Items from a data source

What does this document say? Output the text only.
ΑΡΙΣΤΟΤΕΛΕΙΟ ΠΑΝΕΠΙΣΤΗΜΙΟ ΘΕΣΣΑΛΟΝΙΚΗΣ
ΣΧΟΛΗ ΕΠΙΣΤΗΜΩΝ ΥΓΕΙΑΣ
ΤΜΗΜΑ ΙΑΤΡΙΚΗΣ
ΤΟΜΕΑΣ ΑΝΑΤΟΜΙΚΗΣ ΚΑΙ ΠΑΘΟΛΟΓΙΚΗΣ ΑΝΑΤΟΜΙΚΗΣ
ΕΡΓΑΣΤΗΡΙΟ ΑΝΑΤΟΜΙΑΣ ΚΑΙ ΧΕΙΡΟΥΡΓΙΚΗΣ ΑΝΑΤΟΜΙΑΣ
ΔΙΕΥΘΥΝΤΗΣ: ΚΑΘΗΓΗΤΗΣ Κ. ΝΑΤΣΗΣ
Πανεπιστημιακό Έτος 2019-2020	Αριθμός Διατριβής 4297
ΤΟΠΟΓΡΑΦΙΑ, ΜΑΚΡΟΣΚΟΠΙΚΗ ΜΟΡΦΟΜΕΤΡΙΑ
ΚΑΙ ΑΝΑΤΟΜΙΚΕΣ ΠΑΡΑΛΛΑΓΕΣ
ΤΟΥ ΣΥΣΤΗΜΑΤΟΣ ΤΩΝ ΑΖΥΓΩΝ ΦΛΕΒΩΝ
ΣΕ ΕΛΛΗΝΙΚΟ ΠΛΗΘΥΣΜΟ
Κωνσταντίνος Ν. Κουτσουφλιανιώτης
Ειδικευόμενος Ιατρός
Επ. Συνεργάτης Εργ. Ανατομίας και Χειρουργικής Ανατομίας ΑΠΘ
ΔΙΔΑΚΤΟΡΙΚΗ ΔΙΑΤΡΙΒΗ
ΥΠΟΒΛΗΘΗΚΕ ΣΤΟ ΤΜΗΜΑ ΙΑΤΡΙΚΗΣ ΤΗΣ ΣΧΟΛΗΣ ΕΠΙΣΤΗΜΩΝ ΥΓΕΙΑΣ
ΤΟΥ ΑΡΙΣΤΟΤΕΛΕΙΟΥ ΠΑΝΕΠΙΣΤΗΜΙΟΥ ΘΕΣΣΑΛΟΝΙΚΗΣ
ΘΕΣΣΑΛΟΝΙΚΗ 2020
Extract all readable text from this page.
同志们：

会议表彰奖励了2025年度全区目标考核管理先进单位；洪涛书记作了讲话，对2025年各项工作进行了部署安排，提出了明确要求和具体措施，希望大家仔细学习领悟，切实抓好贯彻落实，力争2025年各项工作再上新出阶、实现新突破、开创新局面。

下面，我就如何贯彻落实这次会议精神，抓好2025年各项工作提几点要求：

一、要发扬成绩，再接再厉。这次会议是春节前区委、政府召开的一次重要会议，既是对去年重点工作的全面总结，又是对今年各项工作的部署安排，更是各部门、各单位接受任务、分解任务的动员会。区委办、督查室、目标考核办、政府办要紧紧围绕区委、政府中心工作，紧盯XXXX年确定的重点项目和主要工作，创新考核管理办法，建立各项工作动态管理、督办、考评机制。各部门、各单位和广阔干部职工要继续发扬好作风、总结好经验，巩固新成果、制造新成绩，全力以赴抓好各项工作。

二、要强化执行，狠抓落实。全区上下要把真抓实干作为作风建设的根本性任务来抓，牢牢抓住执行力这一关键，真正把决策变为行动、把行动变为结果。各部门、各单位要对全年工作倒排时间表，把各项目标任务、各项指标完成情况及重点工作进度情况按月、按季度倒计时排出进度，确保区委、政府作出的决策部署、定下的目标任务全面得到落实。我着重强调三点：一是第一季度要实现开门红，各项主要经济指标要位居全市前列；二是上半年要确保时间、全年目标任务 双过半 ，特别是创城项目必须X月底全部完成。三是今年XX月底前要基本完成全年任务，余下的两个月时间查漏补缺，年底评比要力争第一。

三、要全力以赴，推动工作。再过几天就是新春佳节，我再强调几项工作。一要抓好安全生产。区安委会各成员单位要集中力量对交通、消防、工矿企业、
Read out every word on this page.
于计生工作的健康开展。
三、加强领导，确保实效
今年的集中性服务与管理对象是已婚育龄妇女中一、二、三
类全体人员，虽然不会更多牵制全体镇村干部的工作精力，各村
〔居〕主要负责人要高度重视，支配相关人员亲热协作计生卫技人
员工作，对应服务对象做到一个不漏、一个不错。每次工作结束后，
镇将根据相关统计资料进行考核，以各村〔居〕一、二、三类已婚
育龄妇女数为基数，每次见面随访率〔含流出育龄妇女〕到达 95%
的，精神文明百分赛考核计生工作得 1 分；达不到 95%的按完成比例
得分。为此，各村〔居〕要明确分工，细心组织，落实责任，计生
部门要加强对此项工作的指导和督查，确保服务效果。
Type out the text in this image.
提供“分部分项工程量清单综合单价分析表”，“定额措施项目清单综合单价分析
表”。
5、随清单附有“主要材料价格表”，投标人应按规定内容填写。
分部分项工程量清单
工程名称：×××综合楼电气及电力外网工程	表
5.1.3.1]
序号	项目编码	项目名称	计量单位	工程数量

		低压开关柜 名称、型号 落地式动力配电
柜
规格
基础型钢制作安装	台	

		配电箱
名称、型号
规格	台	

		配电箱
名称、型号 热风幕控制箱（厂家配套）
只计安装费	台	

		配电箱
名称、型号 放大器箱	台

Exercise directions → The entries above must be returned in full, exactly as shown.

Exercise solution →
What does this document say? Output the text only.
ΑΡΙΣΤΟΤΕΛΕΙΟ ΠΑΝΕΠΙΣΤΗΜΙΟ ΘΕΣΣΑΛΟΝΙΚΗΣ
ΣΧΟΛΗ ΕΠΙΣΤΗΜΩΝ ΥΓΕΙΑΣ
ΤΜΗΜΑ ΙΑΤΡΙΚΗΣ
ΤΟΜΕΑΣ ΑΝΑΤΟΜΙΚΗΣ ΚΑΙ ΠΑΘΟΛΟΓΙΚΗΣ ΑΝΑΤΟΜΙΚΗΣ
ΕΡΓΑΣΤΗΡΙΟ ΑΝΑΤΟΜΙΑΣ ΚΑΙ ΧΕΙΡΟΥΡΓΙΚΗΣ ΑΝΑΤΟΜΙΑΣ
ΔΙΕΥΘΥΝΤΗΣ: ΚΑΘΗΓΗΤΗΣ Κ. ΝΑΤΣΗΣ
Πανεπιστημιακό Έτος 2019-2020	Αριθμός Διατριβής 4297
ΤΟΠΟΓΡΑΦΙΑ, ΜΑΚΡΟΣΚΟΠΙΚΗ ΜΟΡΦΟΜΕΤΡΙΑ
ΚΑΙ ΑΝΑΤΟΜΙΚΕΣ ΠΑΡΑΛΛΑΓΕΣ
ΤΟΥ ΣΥΣΤΗΜΑΤΟΣ ΤΩΝ ΑΖΥΓΩΝ ΦΛΕΒΩΝ
ΣΕ ΕΛΛΗΝΙΚΟ ΠΛΗΘΥΣΜΟ
Κωνσταντίνος Ν. Κουτσουφλιανιώτης
Ειδικευόμενος Ιατρός
Επ. Συνεργάτης Εργ. Ανατομίας και Χειρουργικής Ανατομίας ΑΠΘ
ΔΙΔΑΚΤΟΡΙΚΗ ΔΙΑΤΡΙΒΗ
ΥΠΟΒΛΗΘΗΚΕ ΣΤΟ ΤΜΗΜΑ ΙΑΤΡΙΚΗΣ ΤΗΣ ΣΧΟΛΗΣ ΕΠΙΣΤΗΜΩΝ ΥΓΕΙΑΣ
ΤΟΥ ΑΡΙΣΤΟΤΕΛΕΙΟΥ ΠΑΝΕΠΙΣΤΗΜΙΟΥ ΘΕΣΣΑΛΟΝΙΚΗΣ
ΘΕΣΣΑΛΟΝΙΚΗ 2020
Extract all readable text from this page.
同志们：

会议表彰奖励了2025年度全区目标考核管理先进单位；洪涛书记作了讲话，对2025年各项工作进行了部署安排，提出了明确要求和具体措施，希望大家仔细学习领悟，切实抓好贯彻落实，力争2025年各项工作再上新出阶、实现新突破、开创新局面。

下面，我就如何贯彻落实这次会议精神，抓好2025年各项工作提几点要求：

一、要发扬成绩，再接再厉。这次会议是春节前区委、政府召开的一次重要会议，既是对去年重点工作的全面总结，又是对今年各项工作的部署安排，更是各部门、各单位接受任务、分解任务的动员会。区委办、督查室、目标考核办、政府办要紧紧围绕区委、政府中心工作，紧盯XXXX年确定的重点项目和主要工作，创新考核管理办法，建立各项工作动态管理、督办、考评机制。各部门、各单位和广阔干部职工要继续发扬好作风、总结好经验，巩固新成果、制造新成绩，全力以赴抓好各项工作。

二、要强化执行，狠抓落实。全区上下要把真抓实干作为作风建设的根本性任务来抓，牢牢抓住执行力这一关键，真正把决策变为行动、把行动变为结果。各部门、各单位要对全年工作倒排时间表，把各项目标任务、各项指标完成情况及重点工作进度情况按月、按季度倒计时排出进度，确保区委、政府作出的决策部署、定下的目标任务全面得到落实。我着重强调三点：一是第一季度要实现开门红，各项主要经济指标要位居全市前列；二是上半年要确保时间、全年目标任务 双过半 ，特别是创城项目必须X月底全部完成。三是今年XX月底前要基本完成全年任务，余下的两个月时间查漏补缺，年底评比要力争第一。

三、要全力以赴，推动工作。再过几天就是新春佳节，我再强调几项工作。一要抓好安全生产。区安委会各成员单位要集中力量对交通、消防、工矿企业、
Read out every word on this page.
于计生工作的健康开展。
三、加强领导，确保实效
今年的集中性服务与管理对象是已婚育龄妇女中一、二、三
类全体人员，虽然不会更多牵制全体镇村干部的工作精力，各村
〔居〕主要负责人要高度重视，支配相关人员亲热协作计生卫技人
员工作，对应服务对象做到一个不漏、一个不错。每次工作结束后，
镇将根据相关统计资料进行考核，以各村〔居〕一、二、三类已婚
育龄妇女数为基数，每次见面随访率〔含流出育龄妇女〕到达 95%
的，精神文明百分赛考核计生工作得 1 分；达不到 95%的按完成比例
得分。为此，各村〔居〕要明确分工，细心组织，落实责任，计生
部门要加强对此项工作的指导和督查，确保服务效果。
Type out the text in this image.
提供“分部分项工程量清单综合单价分析表”，“定额措施项目清单综合单价分析
表”。
5、随清单附有“主要材料价格表”，投标人应按规定内容填写。
分部分项工程量清单
工程名称：×××综合楼电气及电力外网工程	表
5.1.3.1]
序号	项目编码	项目名称	计量单位	工程数量

		低压开关柜 名称、型号 落地式动力配电
柜
规格
基础型钢制作安装	台	

		配电箱
名称、型号
规格	台	

		配电箱
名称、型号 热风幕控制箱（厂家配套）
只计安装费	台	

		配电箱
名称、型号 放大器箱	台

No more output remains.